# Stated task
Can you write out all the lines word for word, with no pictures?
#### Dataset excerpts
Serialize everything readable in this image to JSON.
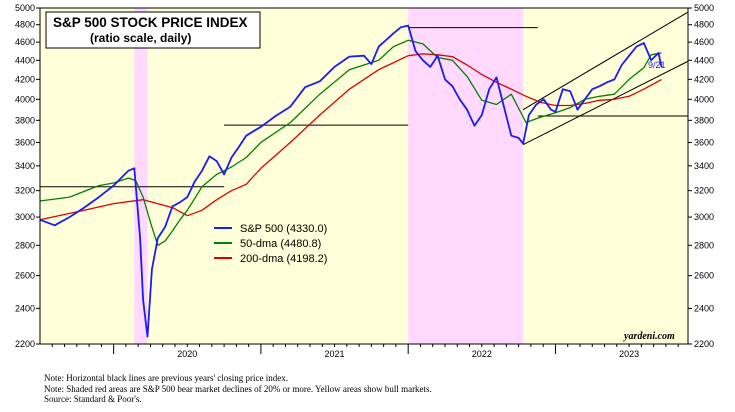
{
  "chart_data": {
    "type": "line",
    "title": "S&P 500 STOCK PRICE INDEX",
    "subtitle": "(ratio scale, daily)",
    "y_scale": "log",
    "ylim": [
      2200,
      5000
    ],
    "yticks": [
      2200,
      2400,
      2600,
      2800,
      3000,
      3200,
      3400,
      3600,
      3800,
      4000,
      4200,
      4400,
      4600,
      4800,
      5000
    ],
    "xlim": [
      2019.5,
      2023.9
    ],
    "xtick_labels": [
      "2020",
      "2021",
      "2022",
      "2023"
    ],
    "shaded_regions": [
      {
        "type": "bear",
        "from": 2020.14,
        "to": 2020.23,
        "color": "#ffd9ff"
      },
      {
        "type": "bear",
        "from": 2022.0,
        "to": 2022.78,
        "color": "#ffd9ff"
      }
    ],
    "bull_color": "#ffffd9",
    "series": [
      {
        "name": "S&P 500",
        "label": "S&P 500 (4330.0)",
        "color": "#1a1aff",
        "x": [
          2019.5,
          2019.6,
          2019.7,
          2019.8,
          2019.9,
          2020.0,
          2020.05,
          2020.1,
          2020.14,
          2020.18,
          2020.2,
          2020.23,
          2020.26,
          2020.3,
          2020.35,
          2020.4,
          2020.45,
          2020.5,
          2020.55,
          2020.6,
          2020.65,
          2020.7,
          2020.75,
          2020.8,
          2020.85,
          2020.9,
          2020.95,
          2021.0,
          2021.1,
          2021.2,
          2021.3,
          2021.4,
          2021.5,
          2021.6,
          2021.7,
          2021.75,
          2021.8,
          2021.9,
          2021.95,
          2022.0,
          2022.05,
          2022.1,
          2022.15,
          2022.2,
          2022.25,
          2022.3,
          2022.35,
          2022.4,
          2022.45,
          2022.5,
          2022.55,
          2022.6,
          2022.65,
          2022.7,
          2022.75,
          2022.78,
          2022.82,
          2022.87,
          2022.92,
          2022.97,
          2023.0,
          2023.05,
          2023.1,
          2023.15,
          2023.2,
          2023.25,
          2023.3,
          2023.35,
          2023.4,
          2023.45,
          2023.5,
          2023.55,
          2023.6,
          2023.65,
          2023.7,
          2023.72
        ],
        "values": [
          2980,
          2940,
          3000,
          3070,
          3150,
          3240,
          3300,
          3360,
          3380,
          2850,
          2450,
          2240,
          2640,
          2850,
          2930,
          3080,
          3110,
          3150,
          3270,
          3360,
          3480,
          3440,
          3330,
          3470,
          3560,
          3660,
          3700,
          3740,
          3840,
          3930,
          4120,
          4180,
          4330,
          4440,
          4450,
          4360,
          4550,
          4700,
          4770,
          4790,
          4500,
          4400,
          4330,
          4450,
          4200,
          4130,
          4000,
          3900,
          3750,
          3850,
          4100,
          4220,
          3930,
          3660,
          3640,
          3590,
          3850,
          3950,
          4000,
          3900,
          3880,
          4100,
          4080,
          3900,
          4000,
          4100,
          4130,
          4170,
          4200,
          4350,
          4450,
          4550,
          4590,
          4400,
          4480,
          4330
        ]
      },
      {
        "name": "50-dma",
        "label": "50-dma (4480.8)",
        "color": "#008000",
        "x": [
          2019.5,
          2019.7,
          2019.9,
          2020.0,
          2020.1,
          2020.15,
          2020.2,
          2020.25,
          2020.3,
          2020.35,
          2020.4,
          2020.45,
          2020.5,
          2020.6,
          2020.7,
          2020.8,
          2020.9,
          2021.0,
          2021.2,
          2021.4,
          2021.6,
          2021.8,
          2021.9,
          2022.0,
          2022.1,
          2022.2,
          2022.3,
          2022.4,
          2022.5,
          2022.6,
          2022.7,
          2022.8,
          2022.9,
          2023.0,
          2023.1,
          2023.2,
          2023.3,
          2023.4,
          2023.5,
          2023.6,
          2023.65,
          2023.72
        ],
        "values": [
          3120,
          3150,
          3240,
          3260,
          3300,
          3280,
          3150,
          2960,
          2800,
          2830,
          2900,
          2980,
          3050,
          3230,
          3330,
          3390,
          3470,
          3600,
          3780,
          4050,
          4300,
          4400,
          4550,
          4620,
          4580,
          4430,
          4400,
          4230,
          3990,
          3950,
          4050,
          3780,
          3830,
          3870,
          3920,
          4000,
          4030,
          4050,
          4200,
          4320,
          4460,
          4481
        ]
      },
      {
        "name": "200-dma",
        "label": "200-dma (4198.2)",
        "color": "#e00000",
        "x": [
          2019.5,
          2019.8,
          2020.0,
          2020.2,
          2020.4,
          2020.5,
          2020.6,
          2020.7,
          2020.8,
          2020.9,
          2021.0,
          2021.2,
          2021.4,
          2021.6,
          2021.8,
          2022.0,
          2022.1,
          2022.2,
          2022.3,
          2022.4,
          2022.5,
          2022.6,
          2022.7,
          2022.8,
          2022.9,
          2023.0,
          2023.1,
          2023.2,
          2023.3,
          2023.4,
          2023.5,
          2023.6,
          2023.72
        ],
        "values": [
          2980,
          3050,
          3100,
          3130,
          3070,
          3010,
          3050,
          3130,
          3200,
          3250,
          3380,
          3600,
          3850,
          4100,
          4300,
          4450,
          4470,
          4460,
          4440,
          4350,
          4250,
          4170,
          4100,
          4030,
          3970,
          3940,
          3940,
          3960,
          3990,
          4000,
          4030,
          4100,
          4198
        ]
      }
    ],
    "reference_lines": [
      {
        "y": 3231,
        "from": 2019.5,
        "to": 2020.75
      },
      {
        "y": 3756,
        "from": 2020.75,
        "to": 2022.0
      },
      {
        "y": 4766,
        "from": 2022.0,
        "to": 2022.88
      },
      {
        "y": 3840,
        "from": 2022.88,
        "to": 2023.9
      }
    ],
    "channel_lines": [
      {
        "x": [
          2022.78,
          2023.9
        ],
        "values": [
          3900,
          4950
        ]
      },
      {
        "x": [
          2022.78,
          2023.9
        ],
        "values": [
          3580,
          4390
        ]
      }
    ],
    "last_date_label": "9/21",
    "source_credit": "yardeni.com"
  },
  "notes": [
    "Note: Horizontal black lines are previous years' closing price index.",
    "Note: Shaded red areas are S&P 500 bear market declines of 20% or more. Yellow areas show bull markets.",
    "Source: Standard & Poor's."
  ]
}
########
# Solution to this problem
Serialize everything readable in this image to JSON.
{
  "chart_data": {
    "type": "line",
    "title": "S&P 500 STOCK PRICE INDEX",
    "subtitle": "(ratio scale, daily)",
    "y_scale": "log",
    "ylim": [
      2200,
      5000
    ],
    "yticks": [
      2200,
      2400,
      2600,
      2800,
      3000,
      3200,
      3400,
      3600,
      3800,
      4000,
      4200,
      4400,
      4600,
      4800,
      5000
    ],
    "xlim": [
      2019.5,
      2023.9
    ],
    "xtick_labels": [
      "2020",
      "2021",
      "2022",
      "2023"
    ],
    "shaded_regions": [
      {
        "type": "bear",
        "from": 2020.14,
        "to": 2020.23,
        "color": "#ffd9ff"
      },
      {
        "type": "bear",
        "from": 2022.0,
        "to": 2022.78,
        "color": "#ffd9ff"
      }
    ],
    "bull_color": "#ffffd9",
    "series": [
      {
        "name": "S&P 500",
        "label": "S&P 500 (4330.0)",
        "color": "#1a1aff",
        "x": [
          2019.5,
          2019.6,
          2019.7,
          2019.8,
          2019.9,
          2020.0,
          2020.05,
          2020.1,
          2020.14,
          2020.18,
          2020.2,
          2020.23,
          2020.26,
          2020.3,
          2020.35,
          2020.4,
          2020.45,
          2020.5,
          2020.55,
          2020.6,
          2020.65,
          2020.7,
          2020.75,
          2020.8,
          2020.85,
          2020.9,
          2020.95,
          2021.0,
          2021.1,
          2021.2,
          2021.3,
          2021.4,
          2021.5,
          2021.6,
          2021.7,
          2021.75,
          2021.8,
          2021.9,
          2021.95,
          2022.0,
          2022.05,
          2022.1,
          2022.15,
          2022.2,
          2022.25,
          2022.3,
          2022.35,
          2022.4,
          2022.45,
          2022.5,
          2022.55,
          2022.6,
          2022.65,
          2022.7,
          2022.75,
          2022.78,
          2022.82,
          2022.87,
          2022.92,
          2022.97,
          2023.0,
          2023.05,
          2023.1,
          2023.15,
          2023.2,
          2023.25,
          2023.3,
          2023.35,
          2023.4,
          2023.45,
          2023.5,
          2023.55,
          2023.6,
          2023.65,
          2023.7,
          2023.72
        ],
        "values": [
          2980,
          2940,
          3000,
          3070,
          3150,
          3240,
          3300,
          3360,
          3380,
          2850,
          2450,
          2240,
          2640,
          2850,
          2930,
          3080,
          3110,
          3150,
          3270,
          3360,
          3480,
          3440,
          3330,
          3470,
          3560,
          3660,
          3700,
          3740,
          3840,
          3930,
          4120,
          4180,
          4330,
          4440,
          4450,
          4360,
          4550,
          4700,
          4770,
          4790,
          4500,
          4400,
          4330,
          4450,
          4200,
          4130,
          4000,
          3900,
          3750,
          3850,
          4100,
          4220,
          3930,
          3660,
          3640,
          3590,
          3850,
          3950,
          4000,
          3900,
          3880,
          4100,
          4080,
          3900,
          4000,
          4100,
          4130,
          4170,
          4200,
          4350,
          4450,
          4550,
          4590,
          4400,
          4480,
          4330
        ]
      },
      {
        "name": "50-dma",
        "label": "50-dma (4480.8)",
        "color": "#008000",
        "x": [
          2019.5,
          2019.7,
          2019.9,
          2020.0,
          2020.1,
          2020.15,
          2020.2,
          2020.25,
          2020.3,
          2020.35,
          2020.4,
          2020.45,
          2020.5,
          2020.6,
          2020.7,
          2020.8,
          2020.9,
          2021.0,
          2021.2,
          2021.4,
          2021.6,
          2021.8,
          2021.9,
          2022.0,
          2022.1,
          2022.2,
          2022.3,
          2022.4,
          2022.5,
          2022.6,
          2022.7,
          2022.8,
          2022.9,
          2023.0,
          2023.1,
          2023.2,
          2023.3,
          2023.4,
          2023.5,
          2023.6,
          2023.65,
          2023.72
        ],
        "values": [
          3120,
          3150,
          3240,
          3260,
          3300,
          3280,
          3150,
          2960,
          2800,
          2830,
          2900,
          2980,
          3050,
          3230,
          3330,
          3390,
          3470,
          3600,
          3780,
          4050,
          4300,
          4400,
          4550,
          4620,
          4580,
          4430,
          4400,
          4230,
          3990,
          3950,
          4050,
          3780,
          3830,
          3870,
          3920,
          4000,
          4030,
          4050,
          4200,
          4320,
          4460,
          4481
        ]
      },
      {
        "name": "200-dma",
        "label": "200-dma (4198.2)",
        "color": "#e00000",
        "x": [
          2019.5,
          2019.8,
          2020.0,
          2020.2,
          2020.4,
          2020.5,
          2020.6,
          2020.7,
          2020.8,
          2020.9,
          2021.0,
          2021.2,
          2021.4,
          2021.6,
          2021.8,
          2022.0,
          2022.1,
          2022.2,
          2022.3,
          2022.4,
          2022.5,
          2022.6,
          2022.7,
          2022.8,
          2022.9,
          2023.0,
          2023.1,
          2023.2,
          2023.3,
          2023.4,
          2023.5,
          2023.6,
          2023.72
        ],
        "values": [
          2980,
          3050,
          3100,
          3130,
          3070,
          3010,
          3050,
          3130,
          3200,
          3250,
          3380,
          3600,
          3850,
          4100,
          4300,
          4450,
          4470,
          4460,
          4440,
          4350,
          4250,
          4170,
          4100,
          4030,
          3970,
          3940,
          3940,
          3960,
          3990,
          4000,
          4030,
          4100,
          4198
        ]
      }
    ],
    "reference_lines": [
      {
        "y": 3231,
        "from": 2019.5,
        "to": 2020.75
      },
      {
        "y": 3756,
        "from": 2020.75,
        "to": 2022.0
      },
      {
        "y": 4766,
        "from": 2022.0,
        "to": 2022.88
      },
      {
        "y": 3840,
        "from": 2022.88,
        "to": 2023.9
      }
    ],
    "channel_lines": [
      {
        "x": [
          2022.78,
          2023.9
        ],
        "values": [
          3900,
          4950
        ]
      },
      {
        "x": [
          2022.78,
          2023.9
        ],
        "values": [
          3580,
          4390
        ]
      }
    ],
    "last_date_label": "9/21",
    "source_credit": "yardeni.com"
  },
  "notes": [
    "Note: Horizontal black lines are previous years' closing price index.",
    "Note: Shaded red areas are S&P 500 bear market declines of 20% or more. Yellow areas show bull markets.",
    "Source: Standard & Poor's."
  ]
}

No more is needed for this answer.